**Your goal**
Transcribe the lines below verbatim, skipping the images.

**Data excerpts**
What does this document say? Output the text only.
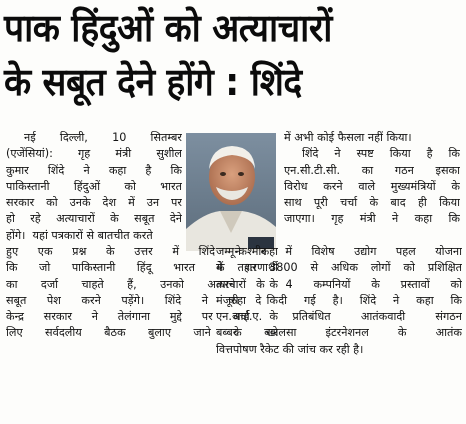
पाक हिंदुओं को अत्याचारों
के सबूत देने होंगे : शिंदे
नई दिल्ली, 10 सितम्बर
(एजेंसियां): गृह मंत्री सुशील
कुमार शिंदे ने कहा है कि
पाकिस्तानी हिंदुओं को भारत
सरकार को उनके देश में उन पर
हो रहे अत्याचारों के सबूत देने
होंगे। यहां पत्रकारों से बातचीत करते
हुए एक प्रश्न के उत्तर में शिंदे ने कहा
कि जो पाकिस्तानी हिंदू भारत में शरणार्थी
का दर्जा चाहते हैं, उनको अत्याचारों के
सबूत पेश करने पड़ेंगे। शिंदे ने कहा कि
केन्द्र सरकार ने तेलंगाना मुद्दे पर चर्चा के
लिए सर्वदलीय बैठक बुलाए जाने के बारे
में अभी कोई फैसला नहीं किया।
शिंदे ने स्पष्ट किया है कि
एन.सी.टी.सी. का गठन इसका
विरोध करने वाले मुख्यमंत्रियों के
साथ पूरी चर्चा के बाद ही किया
जाएगा। गृह मंत्री ने कहा कि
जम्मू-कश्मीर में विशेष उद्योग पहल योजना
के तहत 3800 से अधिक लोगों को प्रशिक्षित
करने के 4 कम्पनियों के प्रस्तावों को
मंजूरी दे दी गई है। शिंदे ने कहा कि
एन.आई.ए. प्रतिबंधित आतंकवादी संगठन
बब्बर खालसा इंटरनेशनल के आतंक
वित्तपोषण रैकेट की जांच कर रही है।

**Finished exercise**
What does this document say? Output the text only.
पाक हिंदुओं को अत्याचारों
के सबूत देने होंगे : शिंदे
नई दिल्ली, 10 सितम्बर
(एजेंसियां): गृह मंत्री सुशील
कुमार शिंदे ने कहा है कि
पाकिस्तानी हिंदुओं को भारत
सरकार को उनके देश में उन पर
हो रहे अत्याचारों के सबूत देने
होंगे। यहां पत्रकारों से बातचीत करते
हुए एक प्रश्न के उत्तर में शिंदे ने कहा
कि जो पाकिस्तानी हिंदू भारत में शरणार्थी
का दर्जा चाहते हैं, उनको अत्याचारों के
सबूत पेश करने पड़ेंगे। शिंदे ने कहा कि
केन्द्र सरकार ने तेलंगाना मुद्दे पर चर्चा के
लिए सर्वदलीय बैठक बुलाए जाने के बारे
में अभी कोई फैसला नहीं किया।
शिंदे ने स्पष्ट किया है कि
एन.सी.टी.सी. का गठन इसका
विरोध करने वाले मुख्यमंत्रियों के
साथ पूरी चर्चा के बाद ही किया
जाएगा। गृह मंत्री ने कहा कि
जम्मू-कश्मीर में विशेष उद्योग पहल योजना
के तहत 3800 से अधिक लोगों को प्रशिक्षित
करने के 4 कम्पनियों के प्रस्तावों को
मंजूरी दे दी गई है। शिंदे ने कहा कि
एन.आई.ए. प्रतिबंधित आतंकवादी संगठन
बब्बर खालसा इंटरनेशनल के आतंक
वित्तपोषण रैकेट की जांच कर रही है।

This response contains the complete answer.